## PROVIDED PASSAGE
———
Figure 2 Inter-annual variation in (A) δ13C at age-0, (B) δ15N at age-0, (C) δ13C at age-1+, and (D) δ15N at age-1+ for Japanese sardine and mackerel. Boxplots show the median (middle line) and the interquartile range (box). The whiskers extend to the minimum and maximum observations. Different letters denote significant differences (p<0.05) among year (small letters: Japanese sardine, capital letters: mackerel). There was no significant difference in δ13C for mackerel. at age-1+. Total is the value calculated by combining all samples from all years. N.D. means no data.
Table 2 Bulk δ13C and δ15N values for Japanese sardine and mackerel (mean ± SD).
In age-1+ fish, the mean δ13C values for all samples of Japanese sardine and mackerel were -18.6 ± 0.7‰ and -19.1± 0.4‰, respectively, and δ15N was 9.0 ± 0.8‰ and 10.5 ± 0.8‰, respectively (Table 2). A significant difference between species was confirmed (t-test, p<0.05; Figures 2C, D; Supplementary Table 3). The annual mean δ13C value for Japanese sardine and mackerel ranged from -18.9‰ to -18.4‰ and -19.3‰ to -19.0‰, respectively, and the annual mean δ15N value ranged from 8.8‰ to 9.3‰ and 9.8‰ to 10.8‰, respectively (Table 2). Significant inter-annual variation was observed, except for δ13C for mackerel (Figures 2C, D; Kruskal-Wallis test, p<0.05). Larger inter-annual variation in the δ15N was found for mackerel than Japanese sardine, with low δ15N in 2014 and 2015, and high δ15N in 2013, 2016, and 2017 (Steel-Dwass test, p<0.05). Comparing the mean values of Japanese sardine and mackerel by year, Japanese sardine had significantly higher δ13C and lower δ15N in all years (t-test, p<0.05; Figures 2C, D; Supplementary Table 3). As described above, at age-0, there was no significant difference in the mean δ13C and δ15N values of Japanese sardine and mackerel for the whole period of this study, and the trend of inter-annual variation was also consistent. In contrast at age-1+, the δ13C and δ15N values of these fish species were significantly different and the trend of inter-annual variation was inconsistent.
———
## WHAT YOU NEED TO DO
Quote verbatim the portion of the isotope passage that begins with the words containing "Figure 2 Inter-annual" and ends with "(mean ± SD).".
———
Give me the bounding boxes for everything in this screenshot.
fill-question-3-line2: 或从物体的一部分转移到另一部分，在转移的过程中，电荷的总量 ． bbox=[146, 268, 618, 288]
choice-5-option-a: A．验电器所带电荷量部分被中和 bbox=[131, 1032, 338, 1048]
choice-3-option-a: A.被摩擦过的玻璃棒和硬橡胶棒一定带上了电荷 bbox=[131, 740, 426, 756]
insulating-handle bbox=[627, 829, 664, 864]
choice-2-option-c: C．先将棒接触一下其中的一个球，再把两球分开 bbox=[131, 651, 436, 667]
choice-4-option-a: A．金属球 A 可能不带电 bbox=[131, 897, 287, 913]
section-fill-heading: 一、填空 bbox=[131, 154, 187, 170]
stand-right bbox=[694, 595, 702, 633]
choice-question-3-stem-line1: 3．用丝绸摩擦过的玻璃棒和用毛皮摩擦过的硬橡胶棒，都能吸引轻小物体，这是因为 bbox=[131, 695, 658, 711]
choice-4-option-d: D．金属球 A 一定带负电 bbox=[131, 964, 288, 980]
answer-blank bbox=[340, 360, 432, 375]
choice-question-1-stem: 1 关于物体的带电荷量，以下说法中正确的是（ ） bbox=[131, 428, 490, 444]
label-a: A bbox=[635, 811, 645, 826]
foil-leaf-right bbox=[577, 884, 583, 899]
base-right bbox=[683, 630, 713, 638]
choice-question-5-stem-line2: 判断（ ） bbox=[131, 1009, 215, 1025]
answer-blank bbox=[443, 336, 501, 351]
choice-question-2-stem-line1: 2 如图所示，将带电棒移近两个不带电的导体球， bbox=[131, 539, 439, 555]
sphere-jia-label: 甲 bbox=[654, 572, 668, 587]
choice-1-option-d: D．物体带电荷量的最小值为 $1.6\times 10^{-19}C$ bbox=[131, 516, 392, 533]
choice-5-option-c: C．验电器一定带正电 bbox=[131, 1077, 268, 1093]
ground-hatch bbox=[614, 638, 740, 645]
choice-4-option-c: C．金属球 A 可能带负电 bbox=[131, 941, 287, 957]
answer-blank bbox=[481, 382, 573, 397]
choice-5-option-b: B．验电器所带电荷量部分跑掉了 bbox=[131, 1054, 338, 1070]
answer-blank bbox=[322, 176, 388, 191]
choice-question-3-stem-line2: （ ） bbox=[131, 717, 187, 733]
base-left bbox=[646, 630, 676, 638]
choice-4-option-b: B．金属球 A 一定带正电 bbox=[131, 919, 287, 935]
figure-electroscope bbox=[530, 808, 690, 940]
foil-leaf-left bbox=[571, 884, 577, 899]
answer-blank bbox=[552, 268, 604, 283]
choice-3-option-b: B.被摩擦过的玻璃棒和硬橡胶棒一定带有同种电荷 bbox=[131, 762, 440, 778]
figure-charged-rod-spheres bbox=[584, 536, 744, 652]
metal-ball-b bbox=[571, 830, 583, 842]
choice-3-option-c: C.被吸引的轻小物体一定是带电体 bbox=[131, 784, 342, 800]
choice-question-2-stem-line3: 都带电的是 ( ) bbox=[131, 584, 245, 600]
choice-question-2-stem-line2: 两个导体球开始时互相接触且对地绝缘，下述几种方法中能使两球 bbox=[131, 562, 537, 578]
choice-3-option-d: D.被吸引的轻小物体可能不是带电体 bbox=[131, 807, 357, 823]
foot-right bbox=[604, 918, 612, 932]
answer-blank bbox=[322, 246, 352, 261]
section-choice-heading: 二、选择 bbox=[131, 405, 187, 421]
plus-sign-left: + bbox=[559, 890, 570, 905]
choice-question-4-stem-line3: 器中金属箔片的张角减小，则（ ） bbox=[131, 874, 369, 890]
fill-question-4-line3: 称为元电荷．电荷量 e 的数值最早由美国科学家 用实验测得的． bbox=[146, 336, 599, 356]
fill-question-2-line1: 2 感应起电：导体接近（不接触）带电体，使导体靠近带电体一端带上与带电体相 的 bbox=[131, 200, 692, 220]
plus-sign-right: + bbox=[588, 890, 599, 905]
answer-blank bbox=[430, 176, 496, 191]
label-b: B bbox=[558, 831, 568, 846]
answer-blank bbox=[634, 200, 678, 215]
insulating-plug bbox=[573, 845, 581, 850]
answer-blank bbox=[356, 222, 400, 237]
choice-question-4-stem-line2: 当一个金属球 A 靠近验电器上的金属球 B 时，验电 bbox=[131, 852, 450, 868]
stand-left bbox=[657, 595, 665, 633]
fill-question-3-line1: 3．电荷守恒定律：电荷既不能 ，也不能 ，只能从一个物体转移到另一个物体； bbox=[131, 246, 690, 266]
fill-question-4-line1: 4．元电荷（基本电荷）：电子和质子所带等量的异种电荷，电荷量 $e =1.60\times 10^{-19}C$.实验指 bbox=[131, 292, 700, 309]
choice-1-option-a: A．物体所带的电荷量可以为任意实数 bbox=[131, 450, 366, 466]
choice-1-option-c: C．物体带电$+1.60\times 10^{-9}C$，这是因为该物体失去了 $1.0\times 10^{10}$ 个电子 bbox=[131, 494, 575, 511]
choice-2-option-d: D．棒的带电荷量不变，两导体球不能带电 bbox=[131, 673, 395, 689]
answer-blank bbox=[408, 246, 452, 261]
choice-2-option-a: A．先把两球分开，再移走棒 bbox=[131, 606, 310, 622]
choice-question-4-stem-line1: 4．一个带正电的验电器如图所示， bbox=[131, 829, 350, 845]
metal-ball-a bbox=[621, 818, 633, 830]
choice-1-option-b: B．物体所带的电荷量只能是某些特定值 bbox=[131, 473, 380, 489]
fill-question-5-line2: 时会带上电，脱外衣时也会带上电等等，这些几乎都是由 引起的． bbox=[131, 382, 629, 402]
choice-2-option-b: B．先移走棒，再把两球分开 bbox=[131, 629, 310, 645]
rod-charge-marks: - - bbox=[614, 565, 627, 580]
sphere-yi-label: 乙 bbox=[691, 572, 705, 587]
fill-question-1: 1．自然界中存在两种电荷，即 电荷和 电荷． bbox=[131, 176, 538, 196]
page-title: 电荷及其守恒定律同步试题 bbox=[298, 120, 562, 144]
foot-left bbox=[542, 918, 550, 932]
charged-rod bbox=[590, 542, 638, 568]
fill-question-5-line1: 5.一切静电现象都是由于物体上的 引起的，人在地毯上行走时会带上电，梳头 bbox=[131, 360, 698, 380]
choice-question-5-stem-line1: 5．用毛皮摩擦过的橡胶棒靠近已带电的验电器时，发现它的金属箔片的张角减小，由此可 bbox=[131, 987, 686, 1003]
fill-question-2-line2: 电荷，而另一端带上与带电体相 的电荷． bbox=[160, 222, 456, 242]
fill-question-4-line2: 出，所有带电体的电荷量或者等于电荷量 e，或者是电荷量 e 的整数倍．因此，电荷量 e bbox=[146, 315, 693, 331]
———
## TASK ANSWER
Figure 2 Inter-annual variation in (A) δ13C at age-0, (B) δ15N at age-0, (C) δ13C at age-1+, and (D) δ15N at age-1+ for Japanese sardine and mackerel. Boxplots show the median (middle line) and the interquartile range (box). The whiskers extend to the minimum and maximum observations. Different letters denote significant differences (p<0.05) among year (small letters: Japanese sardine, capital letters: mackerel). There was no significant difference in δ13C for mackerel. at age-1+. Total is the value calculated by combining all samples from all years. N.D. means no data.
Table 2 Bulk δ13C and δ15N values for Japanese sardine and mackerel (mean ± SD).